▶ _TASK OBJECTIVE_:
Find the lines holding the string "aikana" in the data, then copy all of them.

--- Begin LISTED ENTRIES ---

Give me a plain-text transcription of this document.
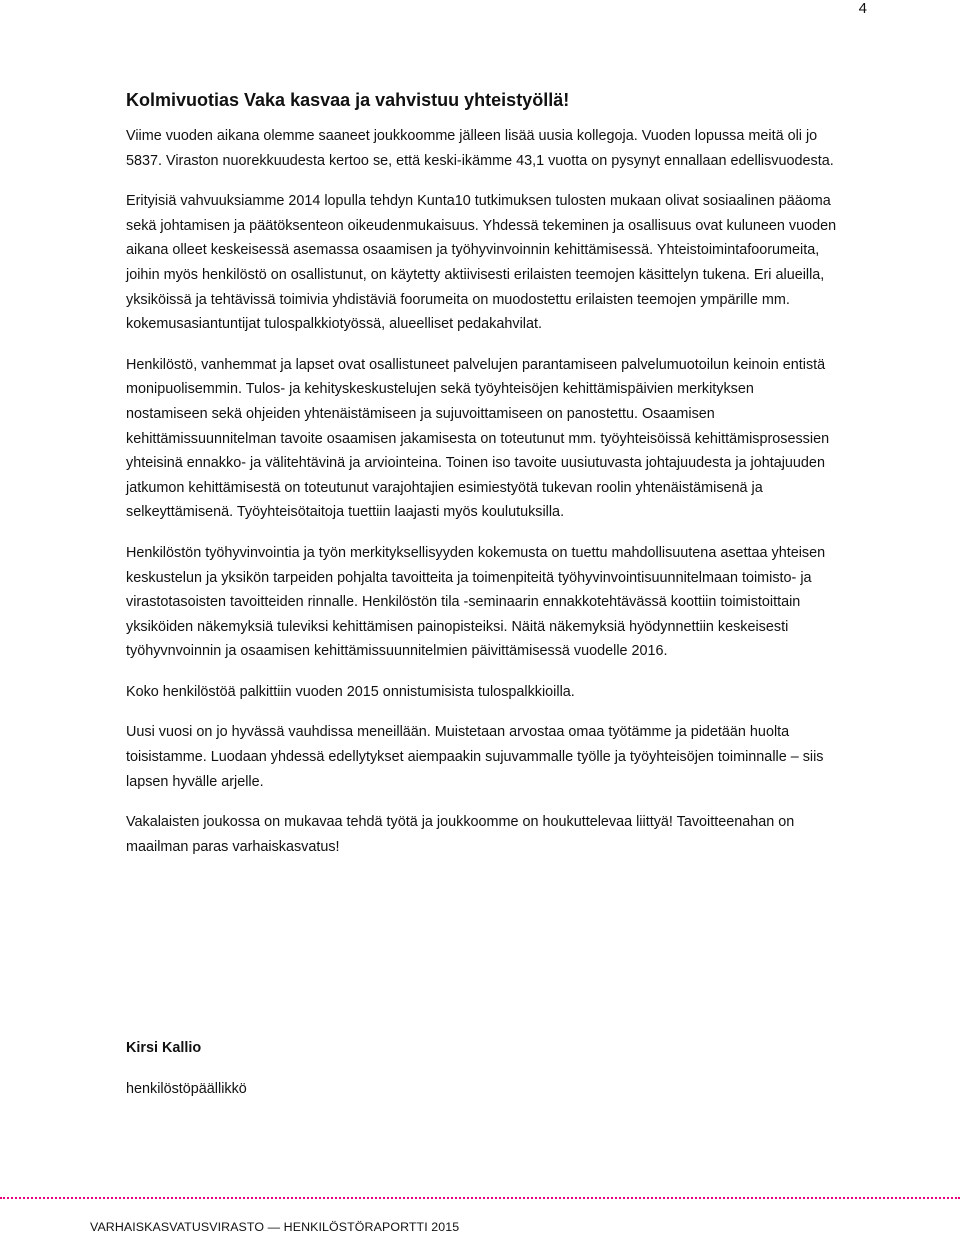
4
Kolmivuotias Vaka kasvaa ja vahvistuu yhteistyöllä!

Viime vuoden aikana olemme saaneet joukkoomme jälleen lisää uusia kollegoja. Vuoden lopussa meitä oli jo 5837. Viraston nuorekkuudesta kertoo se, että keski-ikämme 43,1 vuotta on pysynyt ennallaan edellisvuodesta.

Erityisiä vahvuuksiamme 2014 lopulla tehdyn Kunta10 tutkimuksen tulosten mukaan olivat sosiaalinen pääoma sekä johtamisen ja päätöksenteon oikeudenmukaisuus. Yhdessä tekeminen ja osallisuus ovat kuluneen vuoden aikana olleet keskeisessä asemassa osaamisen ja työhyvinvoinnin kehittämisessä. Yhteistoimintafoorumeita, joihin myös henkilöstö on osallistunut, on käytetty aktiivisesti erilaisten teemojen käsittelyn tukena. Eri alueilla, yksiköissä ja tehtävissä toimivia yhdistäviä foorumeita on muodostettu erilaisten teemojen ympärille mm. kokemusasiantuntijat tulospalkkiotyössä, alueelliset pedakahvilat.

Henkilöstö, vanhemmat ja lapset ovat osallistuneet palvelujen parantamiseen palvelumuotoilun keinoin entistä monipuolisemmin. Tulos- ja kehityskeskustelujen sekä työyhteisöjen kehittämispäivien merkityksen nostamiseen sekä ohjeiden yhtenäistämiseen ja sujuvoittamiseen on panostettu. Osaamisen kehittämissuunnitelman tavoite osaamisen jakamisesta on toteutunut mm. työyhteisöissä kehittämisprosessien yhteisinä ennakko- ja välitehtävinä ja arviointeina. Toinen iso tavoite uusiutuvasta johtajuudesta ja johtajuuden jatkumon kehittämisestä on toteutunut varajohtajien esimiestyötä tukevan roolin yhtenäistämisenä ja selkeyttämisenä. Työyhteisötaitoja tuettiin laajasti myös koulutuksilla.

Henkilöstön työhyvinvointia ja työn merkityksellisyyden kokemusta on tuettu mahdollisuutena asettaa yhteisen keskustelun ja yksikön tarpeiden pohjalta tavoitteita ja toimenpiteitä työhyvinvointisuunnitelmaan toimisto- ja virastotasoisten tavoitteiden rinnalle. Henkilöstön tila -seminaarin ennakkotehtävässä koottiin toimistoittain yksiköiden näkemyksiä tuleviksi kehittämisen painopisteiksi. Näitä näkemyksiä hyödynnettiin keskeisesti työhyvnvoinnin ja osaamisen kehittämissuunnitelmien päivittämisessä vuodelle 2016.

Koko henkilöstöä palkittiin vuoden 2015 onnistumisista tulospalkkioilla.

Uusi vuosi on jo hyvässä vauhdissa meneillään. Muistetaan arvostaa omaa työtämme ja pidetään huolta toisistamme. Luodaan yhdessä edellytykset aiempaakin sujuvammalle työlle ja työyhteisöjen toiminnalle – siis lapsen hyvälle arjelle.

Vakalaisten joukossa on mukavaa tehdä työtä ja joukkoomme on houkuttelevaa liittyä! Tavoitteenahan on maailman paras varhaiskasvatus!

Kirsi Kallio
henkilöstöpäällikkö
VARHAISKASVATUSVIRASTO — HENKILÖSTÖRAPORTTI 2015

--- End LISTED ENTRIES ---

▶ _TASK RESPONSE_:
Viime vuoden aikana olemme saaneet joukkoomme jälleen lisää uusia kollegoja. Vuoden lopussa meitä oli jo 5837. Viraston nuorekkuudesta kertoo se, että keski-ikämme 43,1 vuotta on pysynyt ennallaan edellisvuodesta.
Erityisiä vahvuuksiamme 2014 lopulla tehdyn Kunta10 tutkimuksen tulosten mukaan olivat sosiaalinen pääoma sekä johtamisen ja päätöksenteon oikeudenmukaisuus. Yhdessä tekeminen ja osallisuus ovat kuluneen vuoden aikana olleet keskeisessä asemassa osaamisen ja työhyvinvoinnin kehittämisessä. Yhteistoimintafoorumeita, joihin myös henkilöstö on osallistunut, on käytetty aktiivisesti erilaisten teemojen käsittelyn tukena. Eri alueilla, yksiköissä ja tehtävissä toimivia yhdistäviä foorumeita on muodostettu erilaisten teemojen ympärille mm. kokemusasiantuntijat tulospalkkiotyössä, alueelliset pedakahvilat.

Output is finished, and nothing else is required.